* start *

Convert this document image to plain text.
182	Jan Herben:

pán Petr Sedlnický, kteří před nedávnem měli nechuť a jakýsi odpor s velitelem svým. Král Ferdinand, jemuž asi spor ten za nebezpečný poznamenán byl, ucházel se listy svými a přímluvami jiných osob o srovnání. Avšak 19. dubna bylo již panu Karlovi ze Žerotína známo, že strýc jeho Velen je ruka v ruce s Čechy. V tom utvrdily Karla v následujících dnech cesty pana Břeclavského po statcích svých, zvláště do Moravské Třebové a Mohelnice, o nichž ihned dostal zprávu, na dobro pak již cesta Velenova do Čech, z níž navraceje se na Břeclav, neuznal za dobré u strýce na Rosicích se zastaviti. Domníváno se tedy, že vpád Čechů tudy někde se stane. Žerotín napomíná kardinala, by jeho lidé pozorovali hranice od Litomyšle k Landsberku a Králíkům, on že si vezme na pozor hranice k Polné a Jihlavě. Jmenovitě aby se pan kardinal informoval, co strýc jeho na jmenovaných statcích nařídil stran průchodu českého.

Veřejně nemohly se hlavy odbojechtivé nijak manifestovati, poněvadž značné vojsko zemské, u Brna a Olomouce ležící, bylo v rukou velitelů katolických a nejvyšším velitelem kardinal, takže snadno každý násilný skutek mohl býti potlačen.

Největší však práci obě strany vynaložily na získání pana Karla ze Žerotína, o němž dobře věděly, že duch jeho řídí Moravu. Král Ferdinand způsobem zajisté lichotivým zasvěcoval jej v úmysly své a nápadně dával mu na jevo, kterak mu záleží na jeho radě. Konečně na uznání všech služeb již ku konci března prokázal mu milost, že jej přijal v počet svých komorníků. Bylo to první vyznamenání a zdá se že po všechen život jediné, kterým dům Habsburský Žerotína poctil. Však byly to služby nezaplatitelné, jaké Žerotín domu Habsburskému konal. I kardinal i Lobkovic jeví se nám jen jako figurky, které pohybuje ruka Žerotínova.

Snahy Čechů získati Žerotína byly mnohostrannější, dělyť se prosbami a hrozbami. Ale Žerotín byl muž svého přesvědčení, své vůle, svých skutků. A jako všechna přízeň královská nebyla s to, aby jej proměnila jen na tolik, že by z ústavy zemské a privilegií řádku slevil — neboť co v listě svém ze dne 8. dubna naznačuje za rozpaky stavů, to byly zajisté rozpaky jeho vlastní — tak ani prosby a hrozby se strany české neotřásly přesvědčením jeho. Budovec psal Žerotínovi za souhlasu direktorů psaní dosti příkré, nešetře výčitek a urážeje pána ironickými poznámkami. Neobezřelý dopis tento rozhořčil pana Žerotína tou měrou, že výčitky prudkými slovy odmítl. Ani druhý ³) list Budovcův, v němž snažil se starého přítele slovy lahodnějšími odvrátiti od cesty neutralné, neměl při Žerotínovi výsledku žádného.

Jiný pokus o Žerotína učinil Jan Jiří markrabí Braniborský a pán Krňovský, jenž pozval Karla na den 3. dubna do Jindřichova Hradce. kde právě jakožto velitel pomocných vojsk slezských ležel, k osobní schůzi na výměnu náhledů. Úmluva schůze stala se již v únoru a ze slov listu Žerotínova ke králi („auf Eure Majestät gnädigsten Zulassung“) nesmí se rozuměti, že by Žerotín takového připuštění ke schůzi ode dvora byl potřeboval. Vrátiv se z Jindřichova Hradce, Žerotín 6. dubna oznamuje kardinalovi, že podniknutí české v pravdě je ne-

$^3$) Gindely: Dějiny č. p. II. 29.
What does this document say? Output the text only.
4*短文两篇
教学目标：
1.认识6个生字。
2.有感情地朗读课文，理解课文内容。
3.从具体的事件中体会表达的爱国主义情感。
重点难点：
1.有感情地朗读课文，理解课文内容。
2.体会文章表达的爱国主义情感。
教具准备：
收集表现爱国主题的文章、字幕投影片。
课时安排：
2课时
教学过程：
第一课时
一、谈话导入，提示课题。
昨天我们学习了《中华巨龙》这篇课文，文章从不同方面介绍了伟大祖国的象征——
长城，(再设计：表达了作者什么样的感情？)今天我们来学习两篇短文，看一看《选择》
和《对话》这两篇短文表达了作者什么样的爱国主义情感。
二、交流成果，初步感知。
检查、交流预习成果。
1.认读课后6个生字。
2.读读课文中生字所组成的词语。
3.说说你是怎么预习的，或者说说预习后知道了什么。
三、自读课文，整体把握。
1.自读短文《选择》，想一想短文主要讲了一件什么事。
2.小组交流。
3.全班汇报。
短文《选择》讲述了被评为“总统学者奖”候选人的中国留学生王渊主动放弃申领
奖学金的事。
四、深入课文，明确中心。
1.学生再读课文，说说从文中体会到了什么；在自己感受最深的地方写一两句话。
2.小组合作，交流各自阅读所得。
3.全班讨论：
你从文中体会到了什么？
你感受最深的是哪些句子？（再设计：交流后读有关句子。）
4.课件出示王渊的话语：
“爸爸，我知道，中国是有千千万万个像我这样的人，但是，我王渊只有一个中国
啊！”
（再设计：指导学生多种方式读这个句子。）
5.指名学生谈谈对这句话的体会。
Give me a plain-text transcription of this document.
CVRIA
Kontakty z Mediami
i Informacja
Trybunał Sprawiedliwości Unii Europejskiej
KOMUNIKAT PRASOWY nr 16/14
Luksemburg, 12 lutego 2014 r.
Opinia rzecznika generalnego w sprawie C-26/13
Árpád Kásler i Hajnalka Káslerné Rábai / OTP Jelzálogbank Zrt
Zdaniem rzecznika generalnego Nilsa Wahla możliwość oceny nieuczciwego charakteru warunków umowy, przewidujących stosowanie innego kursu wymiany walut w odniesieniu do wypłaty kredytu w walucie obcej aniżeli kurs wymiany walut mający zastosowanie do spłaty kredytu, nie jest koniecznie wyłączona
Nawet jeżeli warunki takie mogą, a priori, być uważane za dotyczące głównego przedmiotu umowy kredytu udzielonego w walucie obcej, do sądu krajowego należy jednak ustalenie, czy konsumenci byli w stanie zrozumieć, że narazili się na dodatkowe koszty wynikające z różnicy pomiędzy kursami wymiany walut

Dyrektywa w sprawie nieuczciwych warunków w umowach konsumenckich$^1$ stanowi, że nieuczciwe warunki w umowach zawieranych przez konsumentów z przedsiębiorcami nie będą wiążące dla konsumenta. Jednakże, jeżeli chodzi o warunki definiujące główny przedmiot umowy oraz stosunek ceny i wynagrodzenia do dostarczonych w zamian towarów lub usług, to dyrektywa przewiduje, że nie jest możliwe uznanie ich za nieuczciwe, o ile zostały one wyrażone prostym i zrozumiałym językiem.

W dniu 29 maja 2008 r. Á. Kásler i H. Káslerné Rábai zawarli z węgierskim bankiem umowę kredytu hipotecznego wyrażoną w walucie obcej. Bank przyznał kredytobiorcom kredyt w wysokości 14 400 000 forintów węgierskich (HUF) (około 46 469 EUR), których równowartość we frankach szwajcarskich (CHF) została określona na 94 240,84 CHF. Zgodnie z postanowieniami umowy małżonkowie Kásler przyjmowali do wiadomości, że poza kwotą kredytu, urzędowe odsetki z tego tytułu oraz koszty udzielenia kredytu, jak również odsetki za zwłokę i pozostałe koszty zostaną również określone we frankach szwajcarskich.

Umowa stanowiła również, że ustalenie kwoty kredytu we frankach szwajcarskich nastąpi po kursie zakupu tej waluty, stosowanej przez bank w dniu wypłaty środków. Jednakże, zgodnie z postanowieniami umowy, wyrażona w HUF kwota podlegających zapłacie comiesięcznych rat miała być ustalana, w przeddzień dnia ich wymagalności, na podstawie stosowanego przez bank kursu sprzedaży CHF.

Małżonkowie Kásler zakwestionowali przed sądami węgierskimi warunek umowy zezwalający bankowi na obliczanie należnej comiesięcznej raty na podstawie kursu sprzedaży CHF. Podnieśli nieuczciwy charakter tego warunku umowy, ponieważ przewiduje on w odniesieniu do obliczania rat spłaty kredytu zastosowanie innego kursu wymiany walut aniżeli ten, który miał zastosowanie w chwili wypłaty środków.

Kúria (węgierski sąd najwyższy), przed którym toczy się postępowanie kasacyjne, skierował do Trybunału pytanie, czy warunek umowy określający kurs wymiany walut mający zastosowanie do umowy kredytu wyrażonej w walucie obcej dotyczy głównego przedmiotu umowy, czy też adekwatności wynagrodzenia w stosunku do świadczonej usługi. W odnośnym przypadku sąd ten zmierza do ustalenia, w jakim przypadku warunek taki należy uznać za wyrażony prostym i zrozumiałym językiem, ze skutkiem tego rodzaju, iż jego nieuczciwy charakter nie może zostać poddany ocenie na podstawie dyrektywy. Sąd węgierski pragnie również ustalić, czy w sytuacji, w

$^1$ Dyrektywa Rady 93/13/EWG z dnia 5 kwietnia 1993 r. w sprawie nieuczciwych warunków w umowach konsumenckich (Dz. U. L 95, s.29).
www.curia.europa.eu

* end *

Exercise directions: From the entries, copy out each line containing the word "document".

Expected answer:
Convert this document image to plain text.
What does this document say? Output the text only.
Give me a plain-text transcription of this document.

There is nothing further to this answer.